# [Task objective]
Any pictures in the records below should be skipped; write out everything else exactly.

···

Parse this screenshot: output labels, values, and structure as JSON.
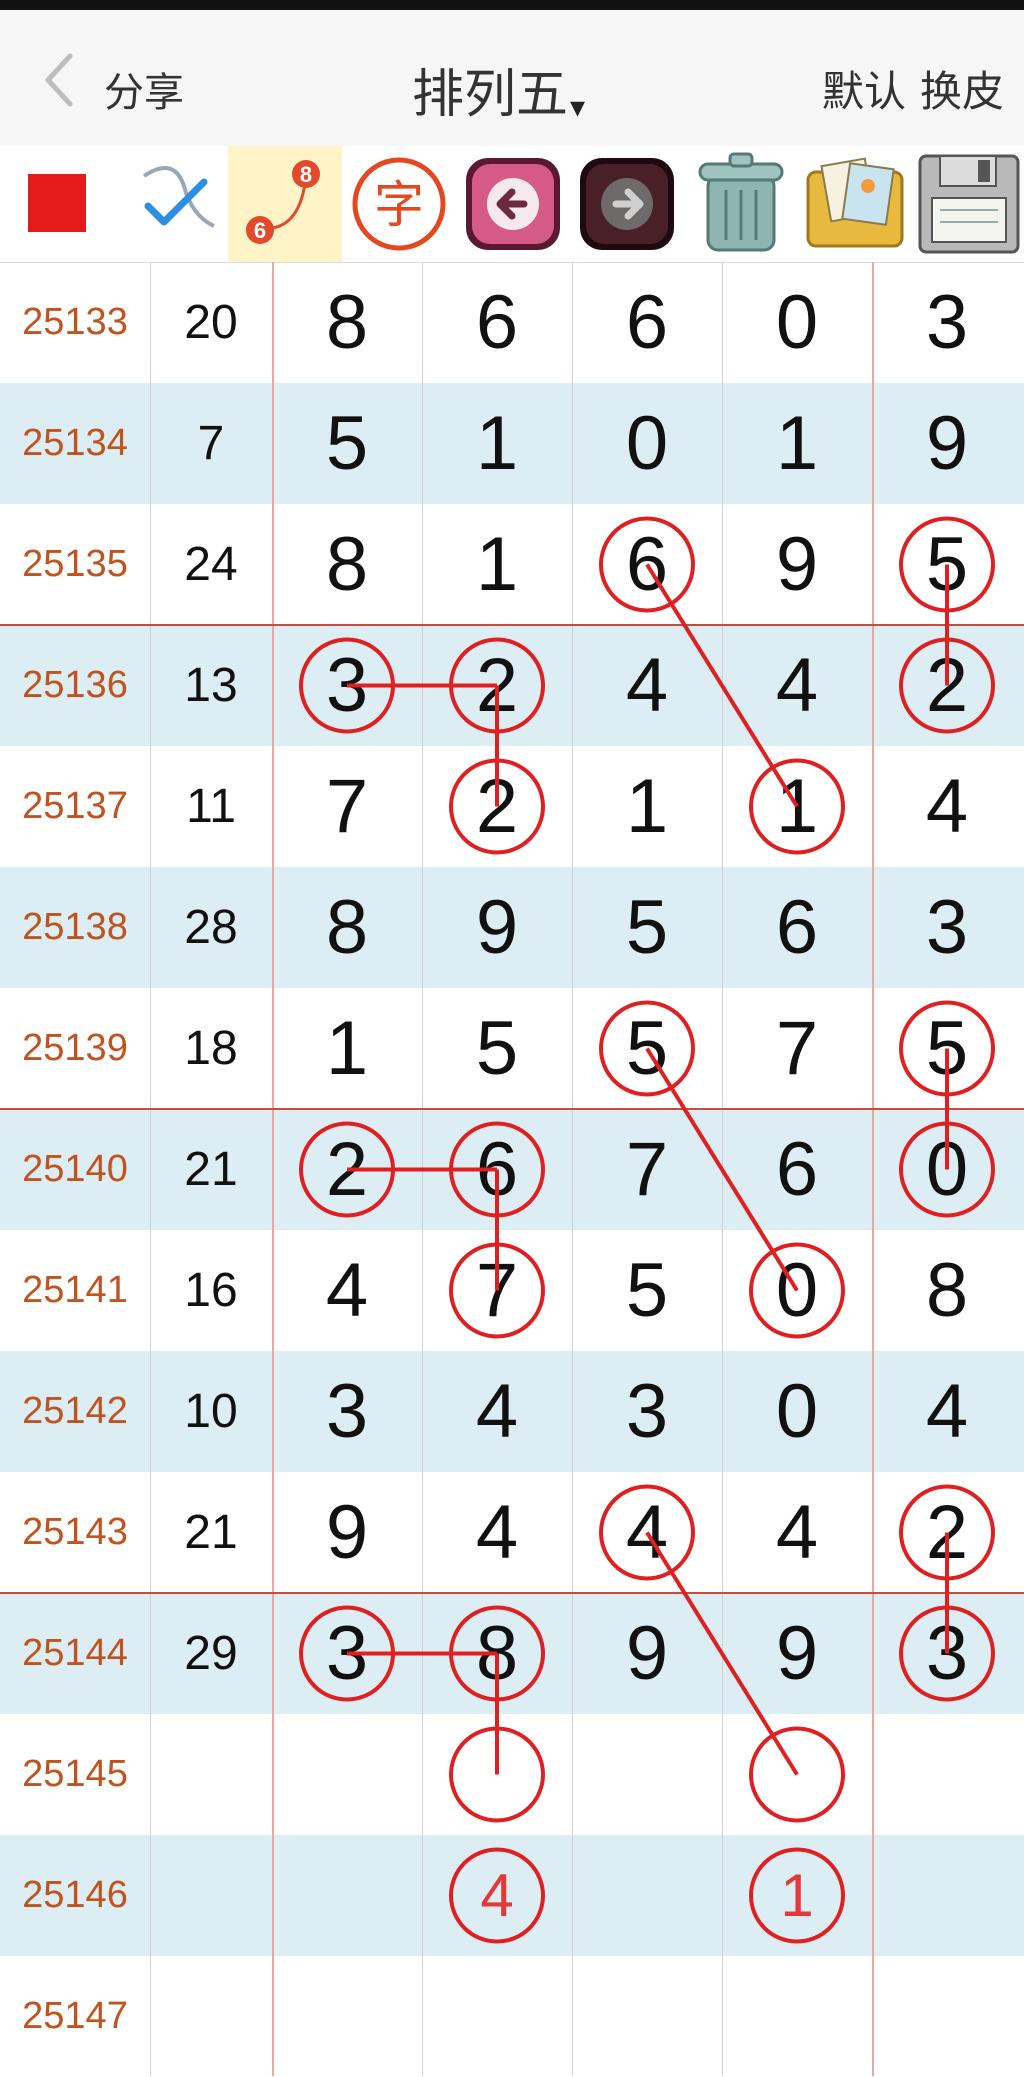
{
  "header": {
    "back_icon": "chevron-left-icon",
    "share_label": "分享",
    "title": "排列五",
    "title_caret": "▾",
    "default_label": "默认",
    "skin_label": "换皮"
  },
  "toolbar": {
    "tools": [
      {
        "icon": "red-square-icon"
      },
      {
        "icon": "checkmark-pen-icon"
      },
      {
        "icon": "connect-line-icon",
        "badge_top": "8",
        "badge_bottom": "6"
      },
      {
        "icon": "text-tool-icon",
        "glyph": "字"
      },
      {
        "icon": "undo-arrow-icon"
      },
      {
        "icon": "redo-arrow-icon"
      },
      {
        "icon": "trash-icon"
      },
      {
        "icon": "photo-album-icon"
      },
      {
        "icon": "floppy-save-icon"
      }
    ]
  },
  "accent_color": "#e02020",
  "alt_row_color": "#dcedf4",
  "rows": [
    {
      "issue": "25133",
      "sum": "20",
      "digits": [
        "8",
        "6",
        "6",
        "0",
        "3"
      ]
    },
    {
      "issue": "25134",
      "sum": "7",
      "digits": [
        "5",
        "1",
        "0",
        "1",
        "9"
      ]
    },
    {
      "issue": "25135",
      "sum": "24",
      "digits": [
        "8",
        "1",
        "6",
        "9",
        "5"
      ]
    },
    {
      "issue": "25136",
      "sum": "13",
      "digits": [
        "3",
        "2",
        "4",
        "4",
        "2"
      ]
    },
    {
      "issue": "25137",
      "sum": "11",
      "digits": [
        "7",
        "2",
        "1",
        "1",
        "4"
      ]
    },
    {
      "issue": "25138",
      "sum": "28",
      "digits": [
        "8",
        "9",
        "5",
        "6",
        "3"
      ]
    },
    {
      "issue": "25139",
      "sum": "18",
      "digits": [
        "1",
        "5",
        "5",
        "7",
        "5"
      ]
    },
    {
      "issue": "25140",
      "sum": "21",
      "digits": [
        "2",
        "6",
        "7",
        "6",
        "0"
      ]
    },
    {
      "issue": "25141",
      "sum": "16",
      "digits": [
        "4",
        "7",
        "5",
        "0",
        "8"
      ]
    },
    {
      "issue": "25142",
      "sum": "10",
      "digits": [
        "3",
        "4",
        "3",
        "0",
        "4"
      ]
    },
    {
      "issue": "25143",
      "sum": "21",
      "digits": [
        "9",
        "4",
        "4",
        "4",
        "2"
      ]
    },
    {
      "issue": "25144",
      "sum": "29",
      "digits": [
        "3",
        "8",
        "9",
        "9",
        "3"
      ]
    },
    {
      "issue": "25145",
      "sum": "",
      "digits": [
        "",
        "",
        "",
        "",
        ""
      ]
    },
    {
      "issue": "25146",
      "sum": "",
      "digits": [
        "",
        "4",
        "",
        "1",
        ""
      ]
    },
    {
      "issue": "25147",
      "sum": "",
      "digits": [
        "",
        "",
        "",
        "",
        ""
      ]
    }
  ],
  "circles": [
    {
      "row": 2,
      "col": 2
    },
    {
      "row": 2,
      "col": 4
    },
    {
      "row": 3,
      "col": 0
    },
    {
      "row": 3,
      "col": 1
    },
    {
      "row": 3,
      "col": 4
    },
    {
      "row": 4,
      "col": 1
    },
    {
      "row": 4,
      "col": 3
    },
    {
      "row": 6,
      "col": 2
    },
    {
      "row": 6,
      "col": 4
    },
    {
      "row": 7,
      "col": 0
    },
    {
      "row": 7,
      "col": 1
    },
    {
      "row": 7,
      "col": 4
    },
    {
      "row": 8,
      "col": 1
    },
    {
      "row": 8,
      "col": 3
    },
    {
      "row": 10,
      "col": 2
    },
    {
      "row": 10,
      "col": 4
    },
    {
      "row": 11,
      "col": 0
    },
    {
      "row": 11,
      "col": 1
    },
    {
      "row": 11,
      "col": 4
    },
    {
      "row": 12,
      "col": 1
    },
    {
      "row": 12,
      "col": 3
    },
    {
      "row": 13,
      "col": 1
    },
    {
      "row": 13,
      "col": 3
    }
  ],
  "lines": [
    {
      "from": {
        "row": 3,
        "col": 0
      },
      "to": {
        "row": 3,
        "col": 1
      }
    },
    {
      "from": {
        "row": 3,
        "col": 1
      },
      "to": {
        "row": 4,
        "col": 1
      }
    },
    {
      "from": {
        "row": 2,
        "col": 2
      },
      "to": {
        "row": 4,
        "col": 3
      }
    },
    {
      "from": {
        "row": 2,
        "col": 4
      },
      "to": {
        "row": 3,
        "col": 4
      }
    },
    {
      "from": {
        "row": 7,
        "col": 0
      },
      "to": {
        "row": 7,
        "col": 1
      }
    },
    {
      "from": {
        "row": 7,
        "col": 1
      },
      "to": {
        "row": 8,
        "col": 1
      }
    },
    {
      "from": {
        "row": 6,
        "col": 2
      },
      "to": {
        "row": 8,
        "col": 3
      }
    },
    {
      "from": {
        "row": 6,
        "col": 4
      },
      "to": {
        "row": 7,
        "col": 4
      }
    },
    {
      "from": {
        "row": 11,
        "col": 0
      },
      "to": {
        "row": 11,
        "col": 1
      }
    },
    {
      "from": {
        "row": 11,
        "col": 1
      },
      "to": {
        "row": 12,
        "col": 1
      }
    },
    {
      "from": {
        "row": 10,
        "col": 2
      },
      "to": {
        "row": 12,
        "col": 3
      }
    },
    {
      "from": {
        "row": 10,
        "col": 4
      },
      "to": {
        "row": 11,
        "col": 4
      }
    }
  ],
  "group_separators_after_rows": [
    2,
    6,
    10
  ]
}
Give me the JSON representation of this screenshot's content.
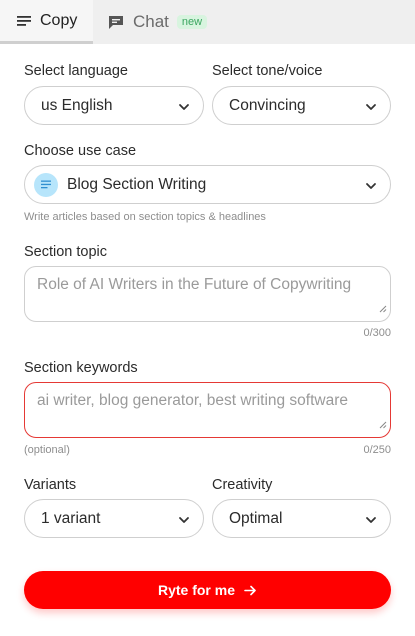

···

# [The response]
Parse this screenshot: output labels, values, and structure as JSON.
{
  "header": {
    "back_icon": "chevron-left-icon",
    "share_label": "分享",
    "title": "排列五",
    "title_caret": "▾",
    "default_label": "默认",
    "skin_label": "换皮"
  },
  "toolbar": {
    "tools": [
      {
        "icon": "red-square-icon"
      },
      {
        "icon": "checkmark-pen-icon"
      },
      {
        "icon": "connect-line-icon",
        "badge_top": "8",
        "badge_bottom": "6"
      },
      {
        "icon": "text-tool-icon",
        "glyph": "字"
      },
      {
        "icon": "undo-arrow-icon"
      },
      {
        "icon": "redo-arrow-icon"
      },
      {
        "icon": "trash-icon"
      },
      {
        "icon": "photo-album-icon"
      },
      {
        "icon": "floppy-save-icon"
      }
    ]
  },
  "accent_color": "#e02020",
  "alt_row_color": "#dcedf4",
  "rows": [
    {
      "issue": "25133",
      "sum": "20",
      "digits": [
        "8",
        "6",
        "6",
        "0",
        "3"
      ]
    },
    {
      "issue": "25134",
      "sum": "7",
      "digits": [
        "5",
        "1",
        "0",
        "1",
        "9"
      ]
    },
    {
      "issue": "25135",
      "sum": "24",
      "digits": [
        "8",
        "1",
        "6",
        "9",
        "5"
      ]
    },
    {
      "issue": "25136",
      "sum": "13",
      "digits": [
        "3",
        "2",
        "4",
        "4",
        "2"
      ]
    },
    {
      "issue": "25137",
      "sum": "11",
      "digits": [
        "7",
        "2",
        "1",
        "1",
        "4"
      ]
    },
    {
      "issue": "25138",
      "sum": "28",
      "digits": [
        "8",
        "9",
        "5",
        "6",
        "3"
      ]
    },
    {
      "issue": "25139",
      "sum": "18",
      "digits": [
        "1",
        "5",
        "5",
        "7",
        "5"
      ]
    },
    {
      "issue": "25140",
      "sum": "21",
      "digits": [
        "2",
        "6",
        "7",
        "6",
        "0"
      ]
    },
    {
      "issue": "25141",
      "sum": "16",
      "digits": [
        "4",
        "7",
        "5",
        "0",
        "8"
      ]
    },
    {
      "issue": "25142",
      "sum": "10",
      "digits": [
        "3",
        "4",
        "3",
        "0",
        "4"
      ]
    },
    {
      "issue": "25143",
      "sum": "21",
      "digits": [
        "9",
        "4",
        "4",
        "4",
        "2"
      ]
    },
    {
      "issue": "25144",
      "sum": "29",
      "digits": [
        "3",
        "8",
        "9",
        "9",
        "3"
      ]
    },
    {
      "issue": "25145",
      "sum": "",
      "digits": [
        "",
        "",
        "",
        "",
        ""
      ]
    },
    {
      "issue": "25146",
      "sum": "",
      "digits": [
        "",
        "4",
        "",
        "1",
        ""
      ]
    },
    {
      "issue": "25147",
      "sum": "",
      "digits": [
        "",
        "",
        "",
        "",
        ""
      ]
    }
  ],
  "circles": [
    {
      "row": 2,
      "col": 2
    },
    {
      "row": 2,
      "col": 4
    },
    {
      "row": 3,
      "col": 0
    },
    {
      "row": 3,
      "col": 1
    },
    {
      "row": 3,
      "col": 4
    },
    {
      "row": 4,
      "col": 1
    },
    {
      "row": 4,
      "col": 3
    },
    {
      "row": 6,
      "col": 2
    },
    {
      "row": 6,
      "col": 4
    },
    {
      "row": 7,
      "col": 0
    },
    {
      "row": 7,
      "col": 1
    },
    {
      "row": 7,
      "col": 4
    },
    {
      "row": 8,
      "col": 1
    },
    {
      "row": 8,
      "col": 3
    },
    {
      "row": 10,
      "col": 2
    },
    {
      "row": 10,
      "col": 4
    },
    {
      "row": 11,
      "col": 0
    },
    {
      "row": 11,
      "col": 1
    },
    {
      "row": 11,
      "col": 4
    },
    {
      "row": 12,
      "col": 1
    },
    {
      "row": 12,
      "col": 3
    },
    {
      "row": 13,
      "col": 1
    },
    {
      "row": 13,
      "col": 3
    }
  ],
  "lines": [
    {
      "from": {
        "row": 3,
        "col": 0
      },
      "to": {
        "row": 3,
        "col": 1
      }
    },
    {
      "from": {
        "row": 3,
        "col": 1
      },
      "to": {
        "row": 4,
        "col": 1
      }
    },
    {
      "from": {
        "row": 2,
        "col": 2
      },
      "to": {
        "row": 4,
        "col": 3
      }
    },
    {
      "from": {
        "row": 2,
        "col": 4
      },
      "to": {
        "row": 3,
        "col": 4
      }
    },
    {
      "from": {
        "row": 7,
        "col": 0
      },
      "to": {
        "row": 7,
        "col": 1
      }
    },
    {
      "from": {
        "row": 7,
        "col": 1
      },
      "to": {
        "row": 8,
        "col": 1
      }
    },
    {
      "from": {
        "row": 6,
        "col": 2
      },
      "to": {
        "row": 8,
        "col": 3
      }
    },
    {
      "from": {
        "row": 6,
        "col": 4
      },
      "to": {
        "row": 7,
        "col": 4
      }
    },
    {
      "from": {
        "row": 11,
        "col": 0
      },
      "to": {
        "row": 11,
        "col": 1
      }
    },
    {
      "from": {
        "row": 11,
        "col": 1
      },
      "to": {
        "row": 12,
        "col": 1
      }
    },
    {
      "from": {
        "row": 10,
        "col": 2
      },
      "to": {
        "row": 12,
        "col": 3
      }
    },
    {
      "from": {
        "row": 10,
        "col": 4
      },
      "to": {
        "row": 11,
        "col": 4
      }
    }
  ],
  "group_separators_after_rows": [
    2,
    6,
    10
  ]
}
Give me the JSON representation of this screenshot's content.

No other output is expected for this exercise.